> Given information:
++++++++++++++++++++

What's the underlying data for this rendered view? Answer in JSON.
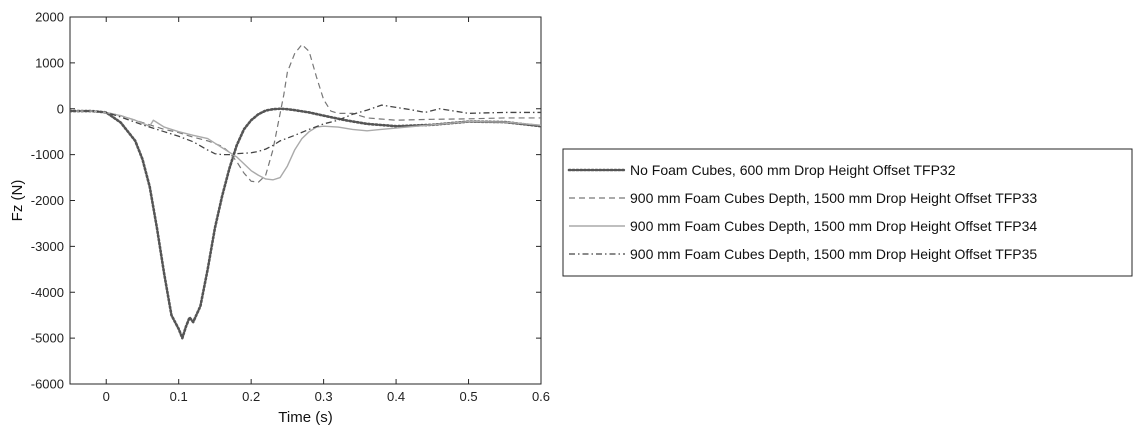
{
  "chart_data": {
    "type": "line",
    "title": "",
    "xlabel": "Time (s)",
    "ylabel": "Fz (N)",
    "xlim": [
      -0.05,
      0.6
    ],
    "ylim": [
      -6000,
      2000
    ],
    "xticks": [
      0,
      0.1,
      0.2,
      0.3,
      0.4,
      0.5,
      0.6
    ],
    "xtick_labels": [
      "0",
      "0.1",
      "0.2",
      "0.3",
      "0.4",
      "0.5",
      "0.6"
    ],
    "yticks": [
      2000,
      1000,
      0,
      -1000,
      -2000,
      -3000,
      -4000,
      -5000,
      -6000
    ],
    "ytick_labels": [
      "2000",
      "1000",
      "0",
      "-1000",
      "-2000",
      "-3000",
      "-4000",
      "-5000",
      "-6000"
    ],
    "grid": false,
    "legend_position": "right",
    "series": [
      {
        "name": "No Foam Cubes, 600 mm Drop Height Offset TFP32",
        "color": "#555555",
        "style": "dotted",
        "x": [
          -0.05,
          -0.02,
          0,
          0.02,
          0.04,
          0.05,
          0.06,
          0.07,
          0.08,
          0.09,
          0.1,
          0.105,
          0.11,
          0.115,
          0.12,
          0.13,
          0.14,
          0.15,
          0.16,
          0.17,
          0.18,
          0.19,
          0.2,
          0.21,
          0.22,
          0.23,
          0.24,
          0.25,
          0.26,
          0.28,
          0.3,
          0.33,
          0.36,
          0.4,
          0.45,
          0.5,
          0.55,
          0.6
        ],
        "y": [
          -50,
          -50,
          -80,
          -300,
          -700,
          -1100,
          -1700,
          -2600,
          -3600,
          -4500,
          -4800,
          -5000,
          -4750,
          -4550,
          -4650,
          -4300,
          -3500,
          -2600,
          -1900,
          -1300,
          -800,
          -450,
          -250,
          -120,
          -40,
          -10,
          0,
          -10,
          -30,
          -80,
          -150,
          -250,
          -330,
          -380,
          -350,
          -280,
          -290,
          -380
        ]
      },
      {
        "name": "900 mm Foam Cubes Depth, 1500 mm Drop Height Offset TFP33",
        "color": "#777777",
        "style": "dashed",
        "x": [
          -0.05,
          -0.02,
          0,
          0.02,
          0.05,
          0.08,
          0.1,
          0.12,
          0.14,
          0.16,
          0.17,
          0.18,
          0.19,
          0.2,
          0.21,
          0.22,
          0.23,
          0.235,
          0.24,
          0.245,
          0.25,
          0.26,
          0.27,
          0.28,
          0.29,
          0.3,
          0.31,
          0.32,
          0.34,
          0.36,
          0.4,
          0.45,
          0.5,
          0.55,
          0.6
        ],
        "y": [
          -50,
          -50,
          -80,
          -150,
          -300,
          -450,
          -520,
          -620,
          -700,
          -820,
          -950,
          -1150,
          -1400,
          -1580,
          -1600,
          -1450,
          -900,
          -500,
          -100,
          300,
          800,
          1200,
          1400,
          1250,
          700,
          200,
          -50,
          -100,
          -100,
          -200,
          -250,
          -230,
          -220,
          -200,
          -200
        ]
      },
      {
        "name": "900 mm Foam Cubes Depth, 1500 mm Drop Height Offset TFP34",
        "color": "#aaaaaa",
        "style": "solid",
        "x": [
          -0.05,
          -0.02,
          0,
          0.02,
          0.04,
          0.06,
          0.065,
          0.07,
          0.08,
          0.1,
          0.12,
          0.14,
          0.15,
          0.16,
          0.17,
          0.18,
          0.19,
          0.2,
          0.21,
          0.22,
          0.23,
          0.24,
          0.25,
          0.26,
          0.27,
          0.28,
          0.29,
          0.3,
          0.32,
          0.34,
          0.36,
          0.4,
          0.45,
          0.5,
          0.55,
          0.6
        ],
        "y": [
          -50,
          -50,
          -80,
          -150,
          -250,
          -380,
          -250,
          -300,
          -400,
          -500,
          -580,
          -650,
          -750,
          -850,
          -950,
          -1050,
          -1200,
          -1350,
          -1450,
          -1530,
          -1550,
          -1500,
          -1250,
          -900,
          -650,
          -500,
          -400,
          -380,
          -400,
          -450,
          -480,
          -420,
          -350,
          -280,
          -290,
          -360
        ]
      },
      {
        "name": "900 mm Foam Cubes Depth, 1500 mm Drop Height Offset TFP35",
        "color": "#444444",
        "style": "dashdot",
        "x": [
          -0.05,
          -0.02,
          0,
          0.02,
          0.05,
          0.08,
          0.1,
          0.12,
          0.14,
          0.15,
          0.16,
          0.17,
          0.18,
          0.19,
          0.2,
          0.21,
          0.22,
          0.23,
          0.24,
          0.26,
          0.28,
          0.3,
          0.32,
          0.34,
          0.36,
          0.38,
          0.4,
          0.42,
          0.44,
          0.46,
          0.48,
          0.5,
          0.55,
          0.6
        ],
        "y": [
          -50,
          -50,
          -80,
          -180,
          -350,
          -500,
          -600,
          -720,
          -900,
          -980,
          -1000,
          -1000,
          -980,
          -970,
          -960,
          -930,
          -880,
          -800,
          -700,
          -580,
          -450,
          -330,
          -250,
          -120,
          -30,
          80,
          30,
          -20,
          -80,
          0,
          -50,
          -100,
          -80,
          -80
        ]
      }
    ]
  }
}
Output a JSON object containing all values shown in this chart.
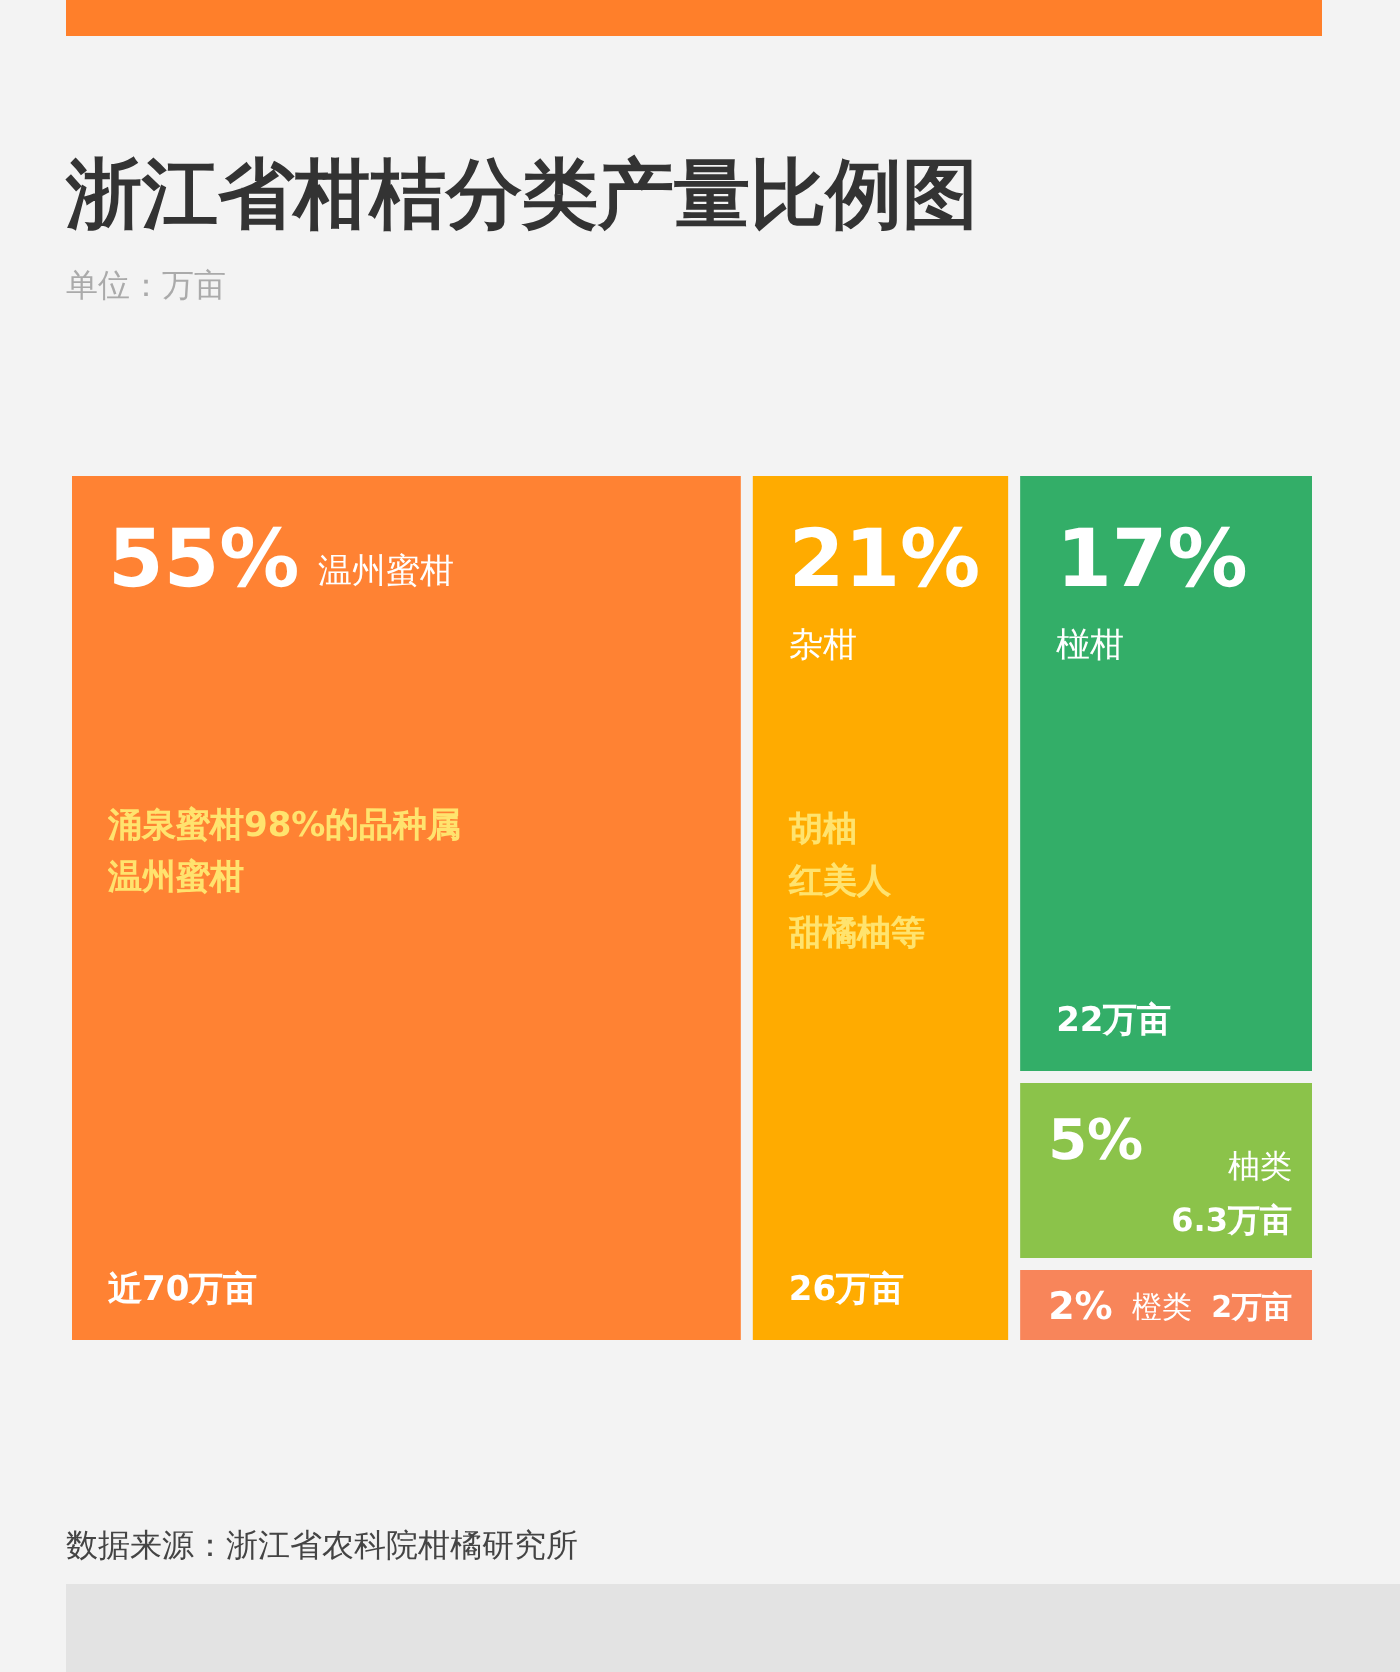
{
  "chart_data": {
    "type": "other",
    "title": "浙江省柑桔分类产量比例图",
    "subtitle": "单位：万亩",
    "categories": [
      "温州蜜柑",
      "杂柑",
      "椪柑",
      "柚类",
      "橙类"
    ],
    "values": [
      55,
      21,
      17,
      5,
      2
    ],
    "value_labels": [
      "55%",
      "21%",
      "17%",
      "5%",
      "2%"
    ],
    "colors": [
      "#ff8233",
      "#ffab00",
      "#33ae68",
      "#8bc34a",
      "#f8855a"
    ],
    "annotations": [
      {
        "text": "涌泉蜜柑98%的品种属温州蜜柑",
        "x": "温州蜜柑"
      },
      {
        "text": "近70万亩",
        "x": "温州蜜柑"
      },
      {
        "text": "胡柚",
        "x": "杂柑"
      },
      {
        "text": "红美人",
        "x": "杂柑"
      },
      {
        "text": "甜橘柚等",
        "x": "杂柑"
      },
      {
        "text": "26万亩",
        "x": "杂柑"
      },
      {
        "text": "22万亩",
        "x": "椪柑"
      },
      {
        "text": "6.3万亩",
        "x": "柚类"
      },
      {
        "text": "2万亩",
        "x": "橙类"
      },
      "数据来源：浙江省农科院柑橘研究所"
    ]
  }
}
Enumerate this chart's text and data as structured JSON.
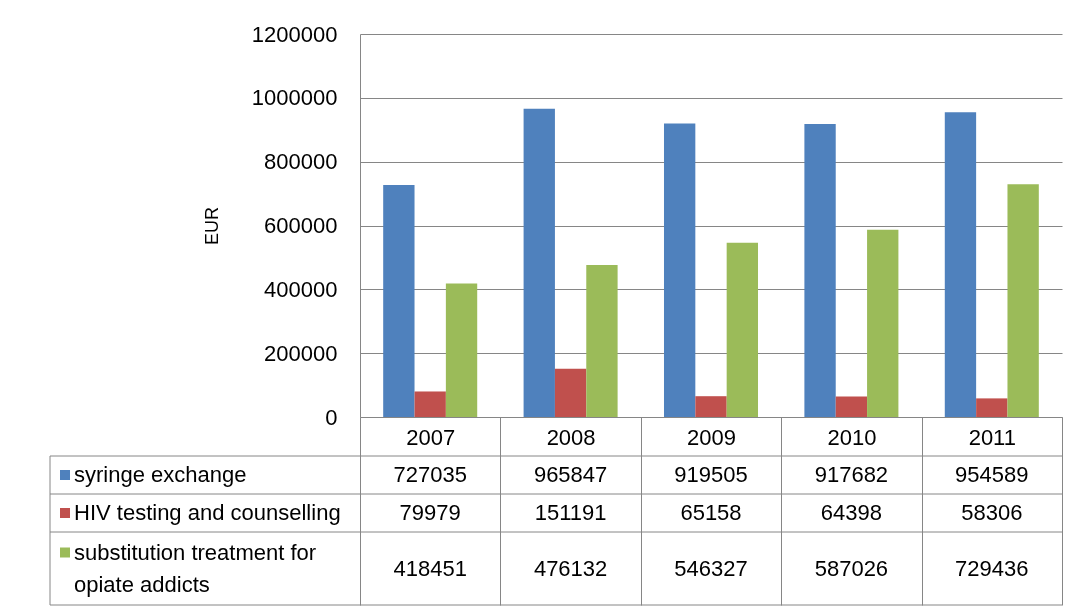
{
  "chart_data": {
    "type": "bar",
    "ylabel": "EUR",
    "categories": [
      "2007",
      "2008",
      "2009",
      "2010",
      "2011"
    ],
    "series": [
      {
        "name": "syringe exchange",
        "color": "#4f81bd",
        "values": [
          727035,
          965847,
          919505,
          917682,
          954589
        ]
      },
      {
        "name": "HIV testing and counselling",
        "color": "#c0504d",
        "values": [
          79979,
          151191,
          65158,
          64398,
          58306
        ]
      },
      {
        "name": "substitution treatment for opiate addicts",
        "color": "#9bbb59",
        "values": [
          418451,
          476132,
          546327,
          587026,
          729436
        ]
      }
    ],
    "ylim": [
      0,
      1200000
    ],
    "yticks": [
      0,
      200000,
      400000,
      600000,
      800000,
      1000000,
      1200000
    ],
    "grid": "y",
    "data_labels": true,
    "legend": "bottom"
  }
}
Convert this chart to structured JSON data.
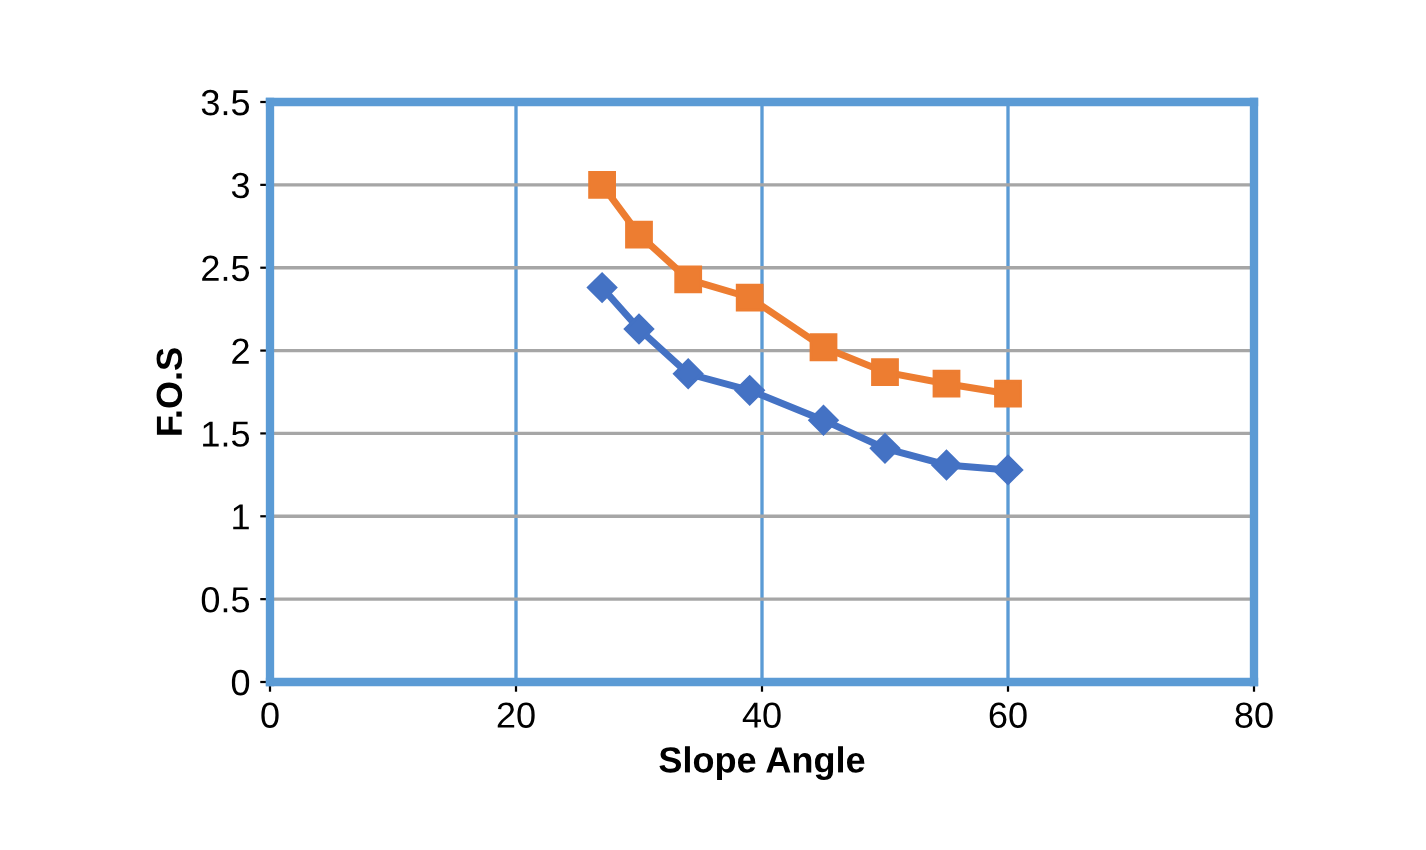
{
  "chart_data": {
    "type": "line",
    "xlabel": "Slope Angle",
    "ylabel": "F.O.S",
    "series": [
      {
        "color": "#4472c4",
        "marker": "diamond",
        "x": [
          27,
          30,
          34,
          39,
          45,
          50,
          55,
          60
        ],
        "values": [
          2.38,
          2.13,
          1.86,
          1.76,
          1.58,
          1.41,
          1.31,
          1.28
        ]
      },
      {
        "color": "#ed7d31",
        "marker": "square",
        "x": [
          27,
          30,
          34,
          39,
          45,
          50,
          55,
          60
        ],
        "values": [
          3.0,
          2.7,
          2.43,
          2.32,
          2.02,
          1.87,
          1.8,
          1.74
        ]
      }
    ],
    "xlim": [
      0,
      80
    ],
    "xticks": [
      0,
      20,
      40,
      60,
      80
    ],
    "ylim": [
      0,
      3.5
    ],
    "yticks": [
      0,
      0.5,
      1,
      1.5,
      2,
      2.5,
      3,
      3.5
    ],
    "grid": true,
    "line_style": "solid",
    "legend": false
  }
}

++++++++++++++++++++

> What the task asks: Pick out the lines containing the word "this" and show them.

> Worked answer:
What's the underlying data for this rendered view? Answer in JSON.
Output a JSON object containing all values shown in this chart.
Enumerate this chart's text and data as structured JSON.
Convert this chart to structured JSON data.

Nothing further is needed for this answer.